<<<<

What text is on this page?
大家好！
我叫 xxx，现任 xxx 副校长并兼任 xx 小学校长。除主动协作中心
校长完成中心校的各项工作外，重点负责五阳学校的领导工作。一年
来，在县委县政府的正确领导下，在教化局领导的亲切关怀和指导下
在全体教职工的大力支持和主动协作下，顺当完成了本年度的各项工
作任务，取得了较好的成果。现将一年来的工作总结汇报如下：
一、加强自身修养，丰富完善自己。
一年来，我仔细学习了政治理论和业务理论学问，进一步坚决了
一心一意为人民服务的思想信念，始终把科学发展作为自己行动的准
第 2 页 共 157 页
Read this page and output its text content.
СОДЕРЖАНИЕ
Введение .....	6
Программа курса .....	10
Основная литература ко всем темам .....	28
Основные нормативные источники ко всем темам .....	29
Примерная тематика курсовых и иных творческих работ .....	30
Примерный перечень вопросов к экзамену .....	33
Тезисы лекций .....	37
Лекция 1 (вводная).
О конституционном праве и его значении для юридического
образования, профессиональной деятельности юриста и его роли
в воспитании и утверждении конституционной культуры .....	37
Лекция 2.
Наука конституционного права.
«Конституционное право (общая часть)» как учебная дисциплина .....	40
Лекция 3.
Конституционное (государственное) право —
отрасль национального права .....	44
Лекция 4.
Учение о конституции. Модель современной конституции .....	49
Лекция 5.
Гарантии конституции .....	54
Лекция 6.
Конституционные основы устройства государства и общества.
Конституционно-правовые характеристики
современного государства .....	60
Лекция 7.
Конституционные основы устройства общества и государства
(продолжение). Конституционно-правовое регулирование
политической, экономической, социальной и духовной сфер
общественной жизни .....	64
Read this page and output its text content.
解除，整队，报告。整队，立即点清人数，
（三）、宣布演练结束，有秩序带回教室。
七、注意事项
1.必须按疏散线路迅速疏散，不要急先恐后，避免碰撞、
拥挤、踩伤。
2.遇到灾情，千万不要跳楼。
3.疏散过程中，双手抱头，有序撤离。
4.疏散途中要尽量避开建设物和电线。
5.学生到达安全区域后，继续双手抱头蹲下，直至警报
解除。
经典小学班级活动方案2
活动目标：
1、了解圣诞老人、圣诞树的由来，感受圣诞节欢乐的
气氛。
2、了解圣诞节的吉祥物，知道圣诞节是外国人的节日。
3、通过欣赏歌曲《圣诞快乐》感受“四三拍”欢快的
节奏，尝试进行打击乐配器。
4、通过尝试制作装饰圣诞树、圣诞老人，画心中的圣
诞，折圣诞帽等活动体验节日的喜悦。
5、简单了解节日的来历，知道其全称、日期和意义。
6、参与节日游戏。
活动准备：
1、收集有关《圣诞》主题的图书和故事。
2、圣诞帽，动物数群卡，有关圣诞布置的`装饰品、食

>>>>

TASK PROMPT: Nothing may be left out: return each entry exactly as it reads.

TASK RESULT:
What text is on this page?
大家好！
我叫 xxx，现任 xxx 副校长并兼任 xx 小学校长。除主动协作中心
校长完成中心校的各项工作外，重点负责五阳学校的领导工作。一年
来，在县委县政府的正确领导下，在教化局领导的亲切关怀和指导下
在全体教职工的大力支持和主动协作下，顺当完成了本年度的各项工
作任务，取得了较好的成果。现将一年来的工作总结汇报如下：
一、加强自身修养，丰富完善自己。
一年来，我仔细学习了政治理论和业务理论学问，进一步坚决了
一心一意为人民服务的思想信念，始终把科学发展作为自己行动的准
第 2 页 共 157 页
Read this page and output its text content.
СОДЕРЖАНИЕ
Введение .....	6
Программа курса .....	10
Основная литература ко всем темам .....	28
Основные нормативные источники ко всем темам .....	29
Примерная тематика курсовых и иных творческих работ .....	30
Примерный перечень вопросов к экзамену .....	33
Тезисы лекций .....	37
Лекция 1 (вводная).
О конституционном праве и его значении для юридического
образования, профессиональной деятельности юриста и его роли
в воспитании и утверждении конституционной культуры .....	37
Лекция 2.
Наука конституционного права.
«Конституционное право (общая часть)» как учебная дисциплина .....	40
Лекция 3.
Конституционное (государственное) право —
отрасль национального права .....	44
Лекция 4.
Учение о конституции. Модель современной конституции .....	49
Лекция 5.
Гарантии конституции .....	54
Лекция 6.
Конституционные основы устройства государства и общества.
Конституционно-правовые характеристики
современного государства .....	60
Лекция 7.
Конституционные основы устройства общества и государства
(продолжение). Конституционно-правовое регулирование
политической, экономической, социальной и духовной сфер
общественной жизни .....	64
Read this page and output its text content.
解除，整队，报告。整队，立即点清人数，
（三）、宣布演练结束，有秩序带回教室。
七、注意事项
1.必须按疏散线路迅速疏散，不要急先恐后，避免碰撞、
拥挤、踩伤。
2.遇到灾情，千万不要跳楼。
3.疏散过程中，双手抱头，有序撤离。
4.疏散途中要尽量避开建设物和电线。
5.学生到达安全区域后，继续双手抱头蹲下，直至警报
解除。
经典小学班级活动方案2
活动目标：
1、了解圣诞老人、圣诞树的由来，感受圣诞节欢乐的
气氛。
2、了解圣诞节的吉祥物，知道圣诞节是外国人的节日。
3、通过欣赏歌曲《圣诞快乐》感受“四三拍”欢快的
节奏，尝试进行打击乐配器。
4、通过尝试制作装饰圣诞树、圣诞老人，画心中的圣
诞，折圣诞帽等活动体验节日的喜悦。
5、简单了解节日的来历，知道其全称、日期和意义。
6、参与节日游戏。
活动准备：
1、收集有关《圣诞》主题的图书和故事。
2、圣诞帽，动物数群卡，有关圣诞布置的`装饰品、食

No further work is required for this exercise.